● **题目详情**
请逐字抄写下面的记录，从含有“add-coins-button[interactable]: + —”的那一行开始，抄到含有“ads-coin-icon — [354, 655, 384, 679]”的那一行为止，首尾两行都要包括在内。

(图像元素框记录)
# # # # #

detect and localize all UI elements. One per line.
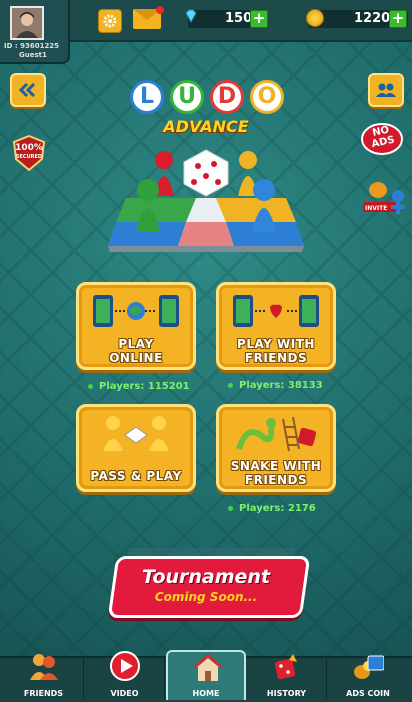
add-coins-button[interactable]: + — [389, 10, 407, 28]
add-gems-button[interactable]: + — [250, 10, 268, 28]
ludo-logo: L U D O — [128, 80, 284, 116]
friends-devices-icon — [233, 295, 319, 327]
diamond-icon — [185, 9, 197, 24]
nav-video-label: VIDEO — [110, 689, 139, 698]
settings-gear-icon[interactable] — [98, 9, 122, 33]
play-with-friends-line1: PLAY WITH — [237, 337, 315, 351]
avatar-image — [12, 8, 42, 38]
back-button[interactable] — [10, 73, 46, 107]
snake-ladder-icon — [236, 416, 317, 452]
notification-dot — [156, 6, 164, 14]
logo-letter-o: O — [250, 80, 284, 114]
double-chevron-left-icon — [18, 83, 36, 97]
nav-video[interactable]: VIDEO — [85, 651, 165, 700]
ludo-board-illustration — [108, 149, 304, 252]
play-with-friends-button[interactable]: PLAY WITH FRIENDS — [216, 282, 336, 370]
invite-label: INVITE — [365, 205, 388, 212]
pass-and-play-label: PASS & PLAY — [90, 469, 182, 483]
tournament-subtitle: Coming Soon... — [154, 590, 258, 604]
home-icon — [193, 654, 223, 681]
play-online-line2: ONLINE — [109, 351, 163, 365]
logo-letter-l: L — [130, 80, 164, 114]
secured-percent: 100% — [15, 143, 43, 153]
play-online-players: Players: 115201 — [88, 381, 190, 392]
play-online-line1: PLAY — [118, 337, 154, 351]
friends-list-button[interactable] — [368, 73, 404, 107]
play-online-button[interactable]: PLAY ONLINE — [76, 282, 196, 370]
ads-coin-icon — [354, 655, 384, 679]
pass-play-players-icon — [103, 416, 169, 451]
video-play-icon — [110, 651, 140, 681]
user-id: ID : 93601225 — [4, 42, 60, 50]
secured-label: SECURED — [15, 154, 43, 160]
play-with-friends-line2: FRIENDS — [244, 351, 308, 365]
invite-button[interactable]: INVITE — [360, 178, 410, 220]
logo-letter-d: D — [210, 80, 244, 114]
snake-with-friends-button[interactable]: SNAKE WITH FRIENDS — [216, 404, 336, 492]
nav-home[interactable]: HOME — [166, 650, 246, 700]
logo-subtitle: ADVANCE — [163, 117, 249, 136]
avatar[interactable] — [10, 6, 44, 40]
snake-with-friends-players: Players: 2176 — [228, 503, 316, 514]
no-ads-button[interactable]: NO ADS — [361, 122, 403, 156]
nav-home-label: HOME — [192, 689, 220, 698]
nav-friends[interactable]: FRIENDS — [4, 654, 84, 700]
nav-history-label: HISTORY — [266, 689, 307, 698]
nav-ads-coin-label: ADS COIN — [346, 689, 390, 698]
friends-icon — [30, 654, 58, 680]
online-devices-icon — [93, 295, 179, 327]
secured-badge: 100% SECURED — [12, 134, 46, 172]
play-with-friends-players: Players: 38133 — [228, 380, 323, 391]
pass-and-play-button[interactable]: PASS & PLAY — [76, 404, 196, 492]
nav-friends-label: FRIENDS — [23, 689, 64, 698]
tournament-title: Tournament — [141, 566, 271, 588]
profile-panel[interactable]: ID : 93601225 Guest1 — [0, 0, 70, 64]
snake-with-friends-line2: FRIENDS — [244, 473, 308, 487]
coin-count: 1220 — [354, 11, 391, 26]
nav-ads-coin[interactable]: ADS COIN — [328, 655, 408, 700]
users-icon — [376, 83, 396, 97]
logo-letter-u: U — [170, 80, 204, 114]
gem-count: 150 — [225, 11, 253, 26]
snake-with-friends-line1: SNAKE WITH — [230, 459, 322, 473]
dice-history-icon — [274, 654, 297, 680]
user-name: Guest1 — [19, 51, 47, 59]
coin-icon — [306, 9, 324, 27]
nav-history[interactable]: HISTORY — [247, 654, 327, 700]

# # # # #

● **回答**
add-coins-button[interactable]: + — [389, 10, 407, 28]
add-gems-button[interactable]: + — [250, 10, 268, 28]
ludo-logo: L U D O — [128, 80, 284, 116]
friends-devices-icon — [233, 295, 319, 327]
diamond-icon — [185, 9, 197, 24]
nav-video-label: VIDEO — [110, 689, 139, 698]
settings-gear-icon[interactable] — [98, 9, 122, 33]
play-with-friends-line1: PLAY WITH — [237, 337, 315, 351]
avatar-image — [12, 8, 42, 38]
back-button[interactable] — [10, 73, 46, 107]
snake-ladder-icon — [236, 416, 317, 452]
notification-dot — [156, 6, 164, 14]
logo-letter-o: O — [250, 80, 284, 114]
double-chevron-left-icon — [18, 83, 36, 97]
nav-video[interactable]: VIDEO — [85, 651, 165, 700]
ludo-board-illustration — [108, 149, 304, 252]
play-with-friends-button[interactable]: PLAY WITH FRIENDS — [216, 282, 336, 370]
invite-label: INVITE — [365, 205, 388, 212]
pass-and-play-label: PASS & PLAY — [90, 469, 182, 483]
tournament-subtitle: Coming Soon... — [154, 590, 258, 604]
home-icon — [193, 654, 223, 681]
play-online-line2: ONLINE — [109, 351, 163, 365]
logo-letter-l: L — [130, 80, 164, 114]
secured-percent: 100% — [15, 143, 43, 153]
play-online-players: Players: 115201 — [88, 381, 190, 392]
play-online-line1: PLAY — [118, 337, 154, 351]
friends-list-button[interactable] — [368, 73, 404, 107]
play-online-button[interactable]: PLAY ONLINE — [76, 282, 196, 370]
ads-coin-icon — [354, 655, 384, 679]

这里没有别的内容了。